■ **Given problem**
Filter the records below and copy every line containing the word "vuông".

(Stored entries)
____________________

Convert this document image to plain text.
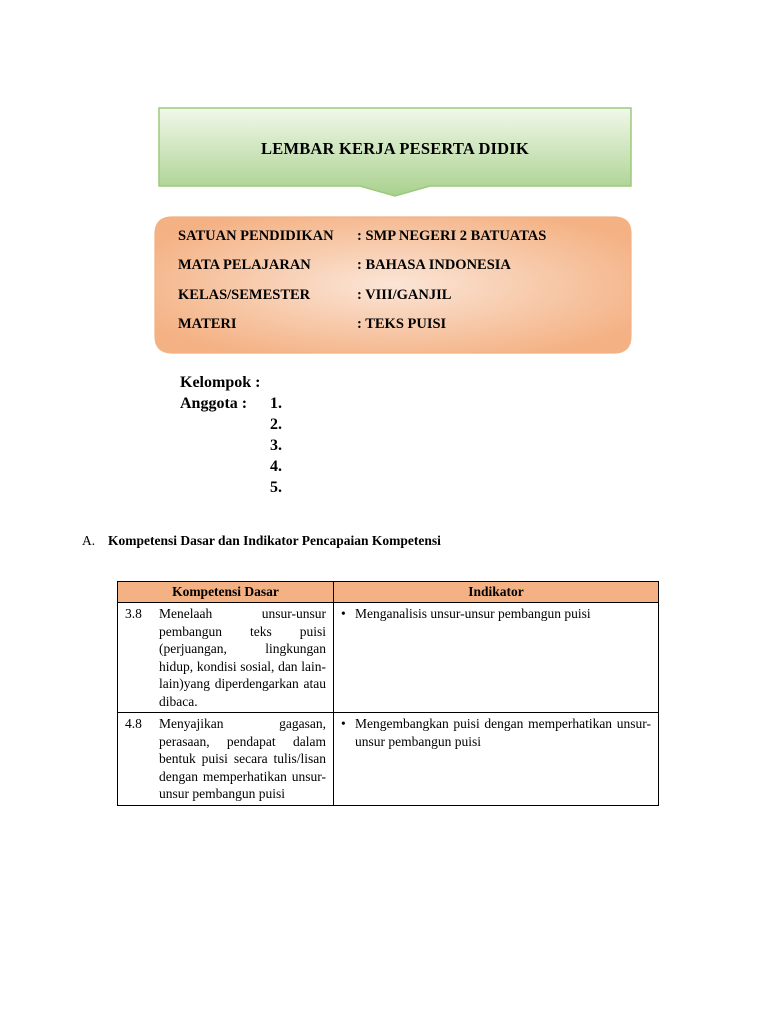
LEMBAR KERJA PESERTA DIDIK
SATUAN PENDIDIKAN : SMP NEGERI 2 BATUATAS
MATA PELAJARAN	: BAHASA INDONESIA
KELAS/SEMESTER	: VIII/GANJIL
MATERI	: TEKS PUISI
Kelompok :
Anggota : 1.
2.
3.
4.
5.
A. Kompetensi Dasar dan Indikator Pencapaian Kompetensi
Kompetensi Dasar	Indikator

3.8 Menelaah unsur-unsur pembangun teks puisi (perjuangan, lingkungan hidup, kondisi sosial, dan lain-lain)yang diperdengarkan atau dibaca.	• Menganalisis unsur-unsur pembangun puisi

4.8 Menyajikan gagasan, perasaan, pendapat dalam bentuk puisi secara tulis/lisan dengan memperhatikan unsur-unsur pembangun puisi	• Mengembangkan puisi dengan memperhatikan unsur-unsur pembangun puisi
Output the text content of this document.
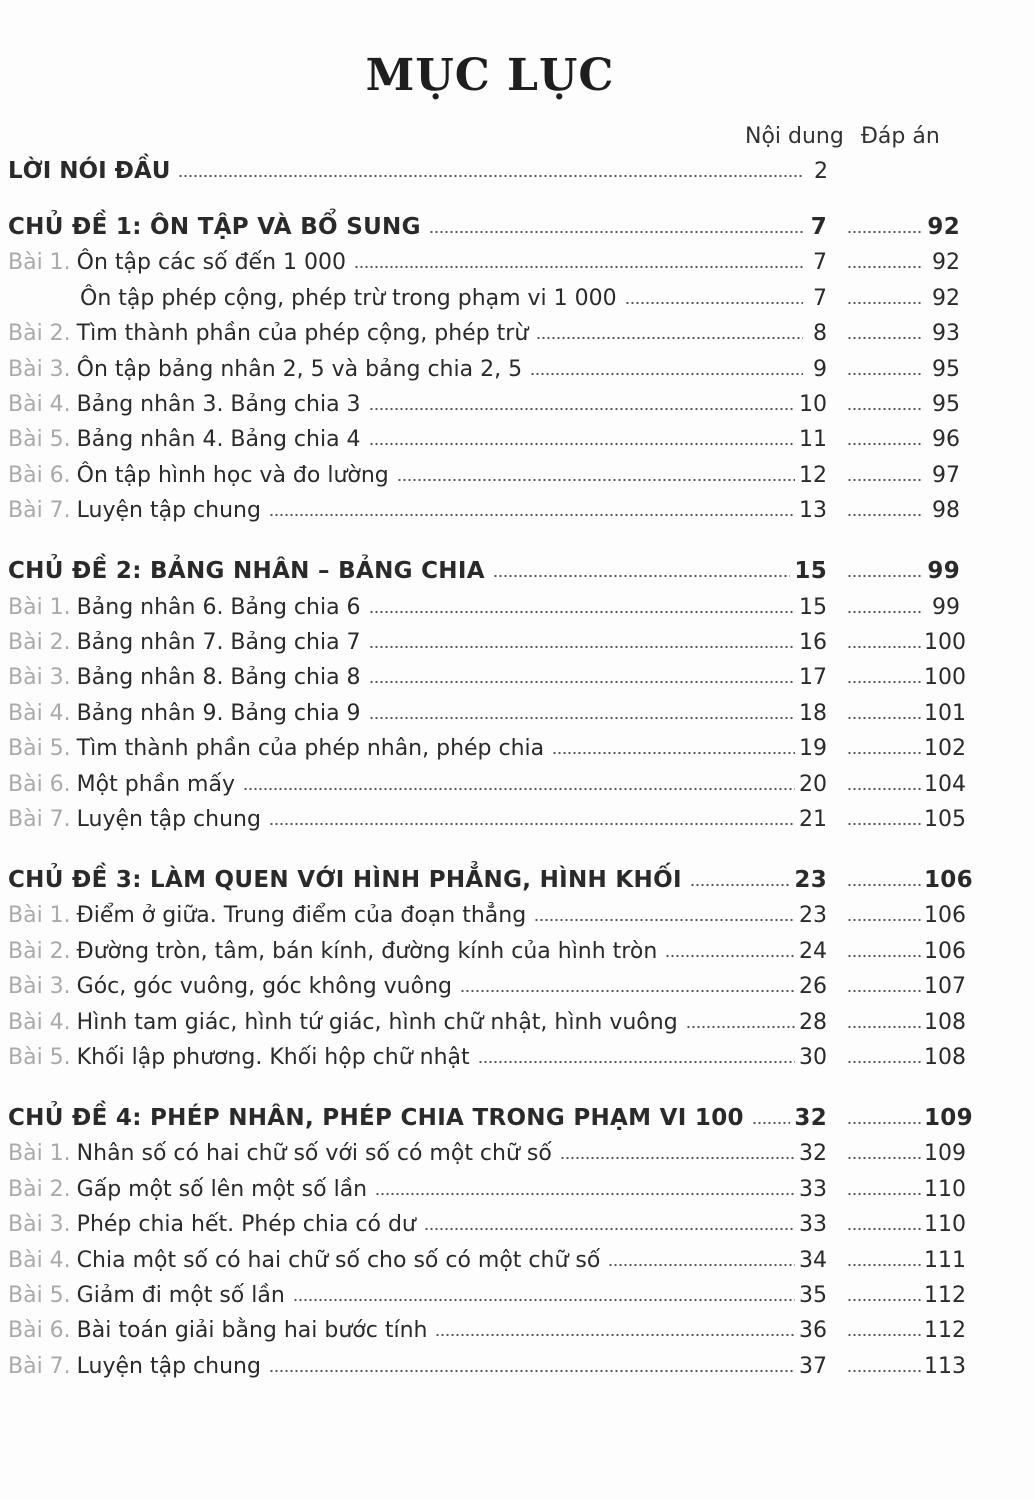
MỤC LỤC
Nội dung Đáp án
LỜI NÓI ĐẦU	2
CHỦ ĐỀ 1: ÔN TẬP VÀ BỔ SUNG	7	92
Bài 1. Ôn tập các số đến 1 000	7	92
Ôn tập phép cộng, phép trừ trong phạm vi 1 000	7	92
Bài 2. Tìm thành phần của phép cộng, phép trừ	8	93
Bài 3. Ôn tập bảng nhân 2, 5 và bảng chia 2, 5	9	95
Bài 4. Bảng nhân 3. Bảng chia 3	10	95
Bài 5. Bảng nhân 4. Bảng chia 4	11	96
Bài 6. Ôn tập hình học và đo lường	12	97
Bài 7. Luyện tập chung	13	98
CHỦ ĐỀ 2: BẢNG NHÂN – BẢNG CHIA	15	99
Bài 1. Bảng nhân 6. Bảng chia 6	15	99
Bài 2. Bảng nhân 7. Bảng chia 7	16	100
Bài 3. Bảng nhân 8. Bảng chia 8	17	100
Bài 4. Bảng nhân 9. Bảng chia 9	18	101
Bài 5. Tìm thành phần của phép nhân, phép chia	19	102
Bài 6. Một phần mấy	20	104
Bài 7. Luyện tập chung	21	105
CHỦ ĐỀ 3: LÀM QUEN VỚI HÌNH PHẲNG, HÌNH KHỐI	23	106
Bài 1. Điểm ở giữa. Trung điểm của đoạn thẳng	23	106
Bài 2. Đường tròn, tâm, bán kính, đường kính của hình tròn	24	106
Bài 3. Góc, góc vuông, góc không vuông	26	107
Bài 4. Hình tam giác, hình tứ giác, hình chữ nhật, hình vuông	28	108
Bài 5. Khối lập phương. Khối hộp chữ nhật	30	108
CHỦ ĐỀ 4: PHÉP NHÂN, PHÉP CHIA TRONG PHẠM VI 100	32	109
Bài 1. Nhân số có hai chữ số với số có một chữ số	32	109
Bài 2. Gấp một số lên một số lần	33	110
Bài 3. Phép chia hết. Phép chia có dư	33	110
Bài 4. Chia một số có hai chữ số cho số có một chữ số	34	111
Bài 5. Giảm đi một số lần	35	112
Bài 6. Bài toán giải bằng hai bước tính	36	112
Bài 7. Luyện tập chung	37	113
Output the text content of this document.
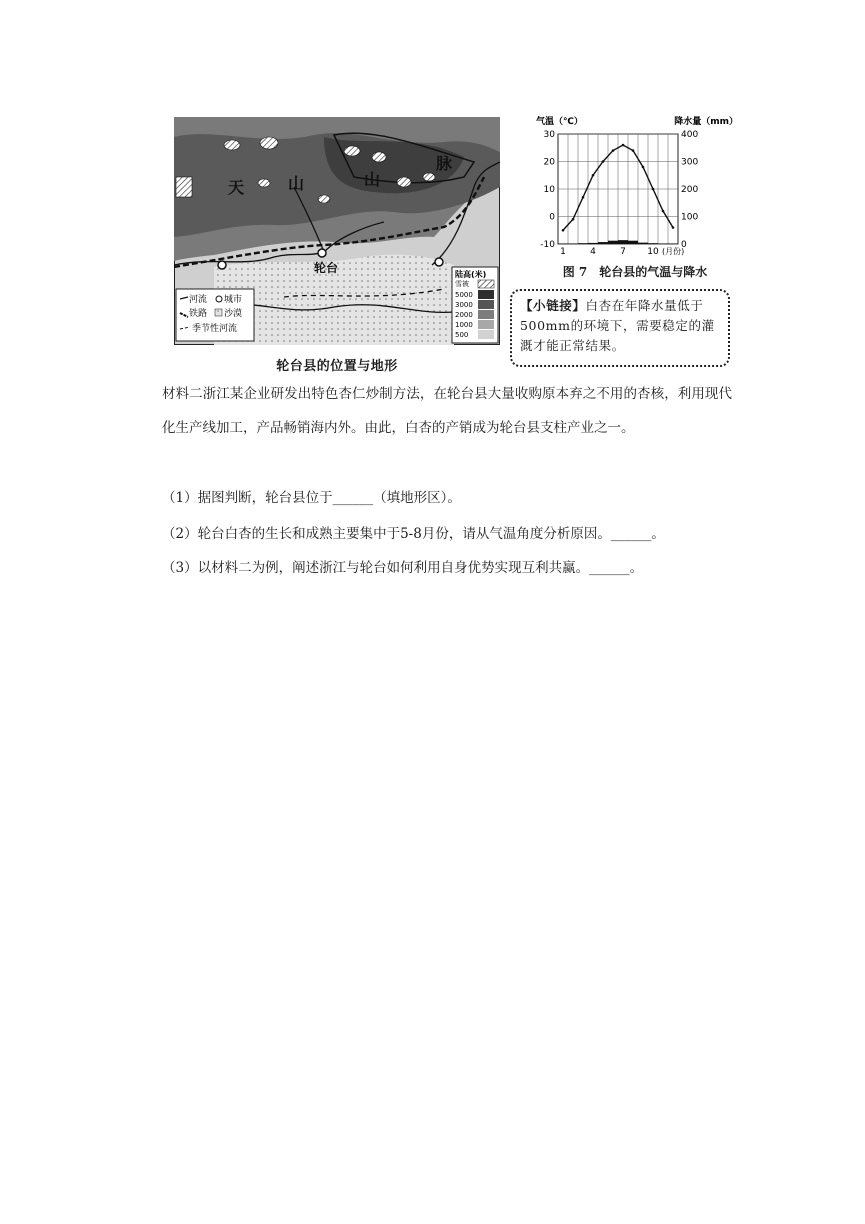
天	山	山
脉
轮台
河流 城市
铁路 沙漠
季节性河流
陆高(米)
雪被
5000
3000
2000
1000
500
轮台县的位置与地形
30
20
10
0
-10
400
300
200
100
0
1	4	7 10 (月份)
气温（℃）	降水量（mm）
图 7　轮台县的气温与降水
【小链接】白杏在年降水量低于500mm的环境下，需要稳定的灌溉才能正常结果。

材料二浙江某企业研发出特色杏仁炒制方法，在轮台县大量收购原本弃之不用的杏核，利用现代化生产线加工，产品畅销海内外。由此，白杏的产销成为轮台县支柱产业之一。

（1）据图判断，轮台县位于______（填地形区）。

（2）轮台白杏的生长和成熟主要集中于5-8月份，请从气温角度分析原因。______。

（3）以材料二为例，阐述浙江与轮台如何利用自身优势实现互利共赢。______。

____________________

■ **The solution**
Bài 3. Góc, góc vuông, góc không vuông	26	107
Bài 4. Hình tam giác, hình tứ giác, hình chữ nhật, hình vuông	28	108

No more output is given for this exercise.